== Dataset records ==
▼
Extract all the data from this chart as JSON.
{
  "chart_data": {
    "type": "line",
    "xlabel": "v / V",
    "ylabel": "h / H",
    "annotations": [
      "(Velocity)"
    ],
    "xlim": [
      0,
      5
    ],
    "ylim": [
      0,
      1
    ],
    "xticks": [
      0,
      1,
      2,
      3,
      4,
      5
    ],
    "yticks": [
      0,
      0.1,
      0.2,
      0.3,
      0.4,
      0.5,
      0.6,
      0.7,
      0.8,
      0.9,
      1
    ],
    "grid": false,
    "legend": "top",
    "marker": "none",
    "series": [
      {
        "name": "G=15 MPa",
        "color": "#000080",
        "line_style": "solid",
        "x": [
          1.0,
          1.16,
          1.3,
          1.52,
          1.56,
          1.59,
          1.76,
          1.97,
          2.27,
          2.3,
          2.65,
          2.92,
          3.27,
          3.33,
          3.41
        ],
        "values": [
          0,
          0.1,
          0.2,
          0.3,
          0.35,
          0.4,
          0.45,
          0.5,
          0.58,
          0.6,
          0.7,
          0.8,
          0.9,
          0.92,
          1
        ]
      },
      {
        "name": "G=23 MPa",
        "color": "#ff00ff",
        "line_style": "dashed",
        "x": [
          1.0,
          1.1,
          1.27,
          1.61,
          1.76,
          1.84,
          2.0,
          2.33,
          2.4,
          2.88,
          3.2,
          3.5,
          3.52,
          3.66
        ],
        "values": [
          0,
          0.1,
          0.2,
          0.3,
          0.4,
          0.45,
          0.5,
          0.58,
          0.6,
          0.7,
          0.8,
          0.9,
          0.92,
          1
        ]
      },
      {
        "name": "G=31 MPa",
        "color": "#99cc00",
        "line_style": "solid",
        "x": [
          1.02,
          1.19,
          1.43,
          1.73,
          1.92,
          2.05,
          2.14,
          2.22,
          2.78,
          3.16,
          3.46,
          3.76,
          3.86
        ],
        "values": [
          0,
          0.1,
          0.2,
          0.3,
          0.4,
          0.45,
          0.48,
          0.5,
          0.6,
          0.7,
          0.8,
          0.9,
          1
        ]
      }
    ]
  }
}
▲
== Exercise description ==
From the records above, extract each line exactly as shown.

== Result ==
Extract all the data from this chart as JSON.
{
  "chart_data": {
    "type": "line",
    "xlabel": "v / V",
    "ylabel": "h / H",
    "annotations": [
      "(Velocity)"
    ],
    "xlim": [
      0,
      5
    ],
    "ylim": [
      0,
      1
    ],
    "xticks": [
      0,
      1,
      2,
      3,
      4,
      5
    ],
    "yticks": [
      0,
      0.1,
      0.2,
      0.3,
      0.4,
      0.5,
      0.6,
      0.7,
      0.8,
      0.9,
      1
    ],
    "grid": false,
    "legend": "top",
    "marker": "none",
    "series": [
      {
        "name": "G=15 MPa",
        "color": "#000080",
        "line_style": "solid",
        "x": [
          1.0,
          1.16,
          1.3,
          1.52,
          1.56,
          1.59,
          1.76,
          1.97,
          2.27,
          2.3,
          2.65,
          2.92,
          3.27,
          3.33,
          3.41
        ],
        "values": [
          0,
          0.1,
          0.2,
          0.3,
          0.35,
          0.4,
          0.45,
          0.5,
          0.58,
          0.6,
          0.7,
          0.8,
          0.9,
          0.92,
          1
        ]
      },
      {
        "name": "G=23 MPa",
        "color": "#ff00ff",
        "line_style": "dashed",
        "x": [
          1.0,
          1.1,
          1.27,
          1.61,
          1.76,
          1.84,
          2.0,
          2.33,
          2.4,
          2.88,
          3.2,
          3.5,
          3.52,
          3.66
        ],
        "values": [
          0,
          0.1,
          0.2,
          0.3,
          0.4,
          0.45,
          0.5,
          0.58,
          0.6,
          0.7,
          0.8,
          0.9,
          0.92,
          1
        ]
      },
      {
        "name": "G=31 MPa",
        "color": "#99cc00",
        "line_style": "solid",
        "x": [
          1.02,
          1.19,
          1.43,
          1.73,
          1.92,
          2.05,
          2.14,
          2.22,
          2.78,
          3.16,
          3.46,
          3.76,
          3.86
        ],
        "values": [
          0,
          0.1,
          0.2,
          0.3,
          0.4,
          0.45,
          0.48,
          0.5,
          0.6,
          0.7,
          0.8,
          0.9,
          1
        ]
      }
    ]
  }
}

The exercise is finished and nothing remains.